Read the material below and count the lines holding the string "Response". Give that count with nothing added.

Extracted records
□ □ □ □ □ □ □

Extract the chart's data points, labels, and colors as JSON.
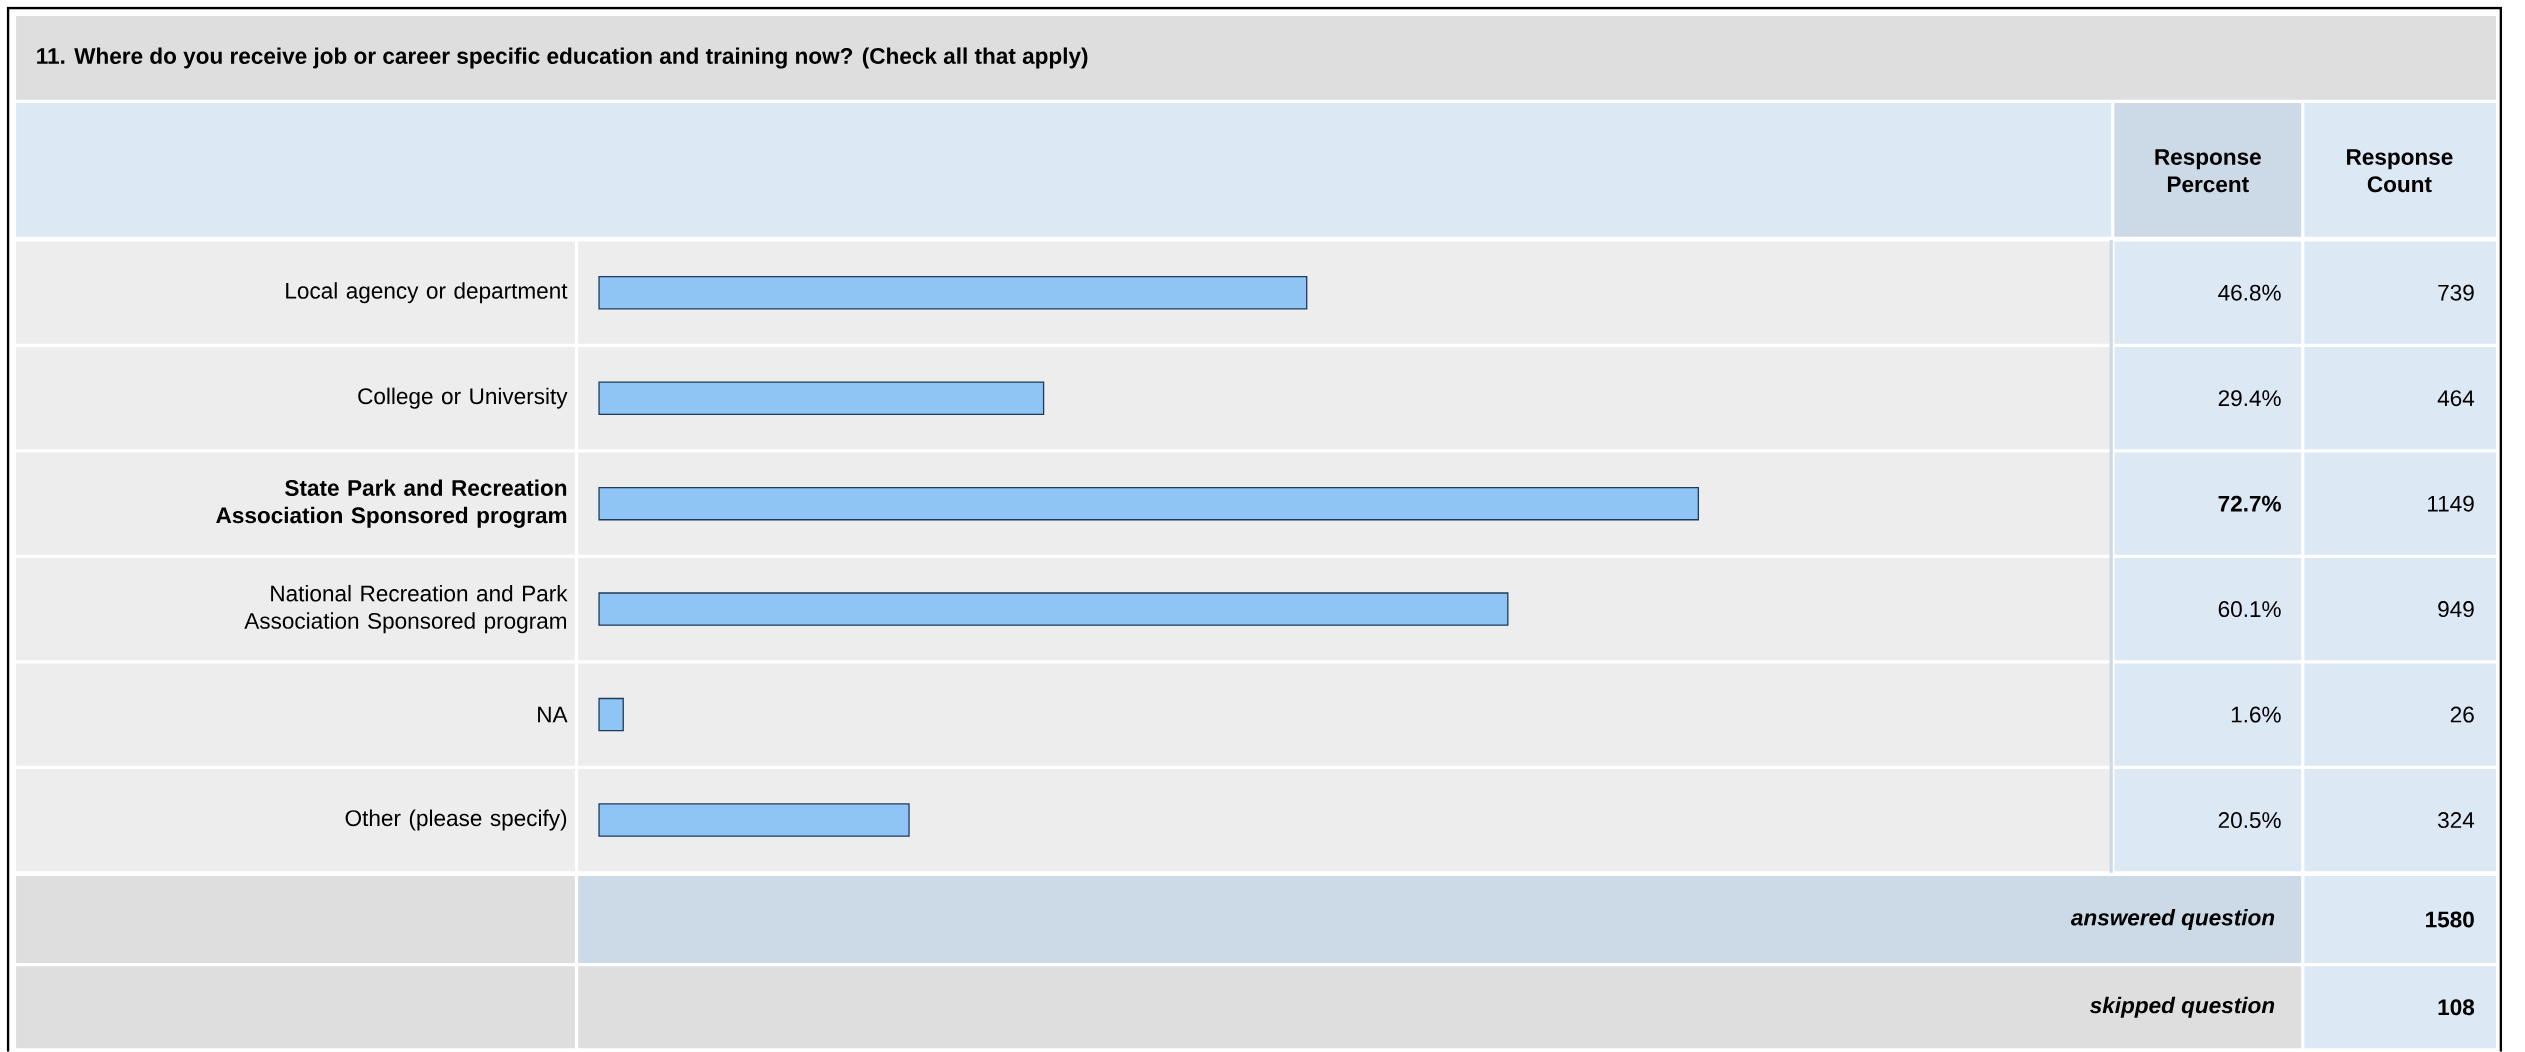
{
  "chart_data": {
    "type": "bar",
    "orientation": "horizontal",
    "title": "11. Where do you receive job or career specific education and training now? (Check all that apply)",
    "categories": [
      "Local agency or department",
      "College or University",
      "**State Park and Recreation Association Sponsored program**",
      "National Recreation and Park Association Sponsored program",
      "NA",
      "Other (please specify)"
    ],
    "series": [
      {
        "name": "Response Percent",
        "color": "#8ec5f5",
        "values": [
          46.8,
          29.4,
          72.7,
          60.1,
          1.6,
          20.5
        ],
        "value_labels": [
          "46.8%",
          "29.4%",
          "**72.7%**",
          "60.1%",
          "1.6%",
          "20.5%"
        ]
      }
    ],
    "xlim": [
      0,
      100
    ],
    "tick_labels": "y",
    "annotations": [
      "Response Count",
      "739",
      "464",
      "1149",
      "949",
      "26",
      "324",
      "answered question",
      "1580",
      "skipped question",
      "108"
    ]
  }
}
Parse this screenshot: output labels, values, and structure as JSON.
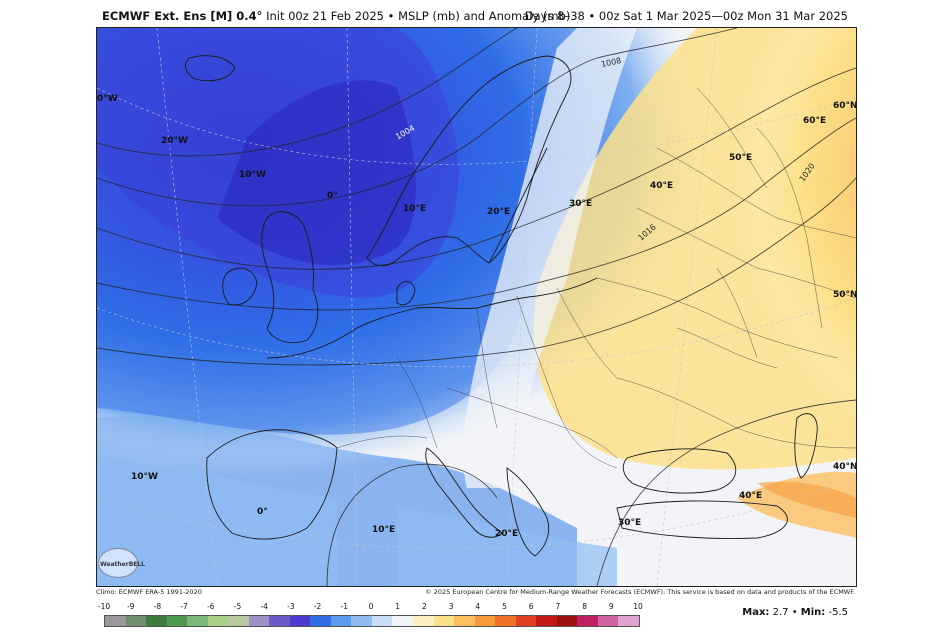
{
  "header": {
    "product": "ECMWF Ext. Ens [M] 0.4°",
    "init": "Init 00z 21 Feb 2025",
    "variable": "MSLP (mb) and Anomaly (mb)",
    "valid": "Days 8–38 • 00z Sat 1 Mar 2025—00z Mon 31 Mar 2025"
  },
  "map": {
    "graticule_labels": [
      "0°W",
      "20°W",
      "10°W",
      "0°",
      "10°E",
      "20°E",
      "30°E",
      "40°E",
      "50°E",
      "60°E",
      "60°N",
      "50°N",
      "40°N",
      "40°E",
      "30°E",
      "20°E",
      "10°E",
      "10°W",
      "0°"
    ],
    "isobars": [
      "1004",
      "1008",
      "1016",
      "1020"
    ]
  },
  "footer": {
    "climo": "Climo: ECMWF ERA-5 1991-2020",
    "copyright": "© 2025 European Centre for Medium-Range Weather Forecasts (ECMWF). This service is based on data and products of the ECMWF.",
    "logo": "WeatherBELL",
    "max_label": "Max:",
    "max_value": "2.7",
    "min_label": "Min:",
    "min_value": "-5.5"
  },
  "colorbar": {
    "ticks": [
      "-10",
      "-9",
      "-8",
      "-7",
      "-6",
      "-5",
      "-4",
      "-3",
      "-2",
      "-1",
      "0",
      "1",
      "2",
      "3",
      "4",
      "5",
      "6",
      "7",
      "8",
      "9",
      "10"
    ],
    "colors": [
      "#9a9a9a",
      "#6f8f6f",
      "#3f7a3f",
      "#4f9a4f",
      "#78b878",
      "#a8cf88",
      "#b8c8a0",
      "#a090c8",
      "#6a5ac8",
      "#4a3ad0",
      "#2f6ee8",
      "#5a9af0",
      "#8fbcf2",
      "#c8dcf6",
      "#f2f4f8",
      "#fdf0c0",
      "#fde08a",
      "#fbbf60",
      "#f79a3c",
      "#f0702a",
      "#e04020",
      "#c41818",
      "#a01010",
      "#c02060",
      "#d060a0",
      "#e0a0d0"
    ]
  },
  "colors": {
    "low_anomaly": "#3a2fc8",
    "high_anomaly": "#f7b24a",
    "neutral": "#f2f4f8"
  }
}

□ □ □ □ □ □ □

**Expected answer**
2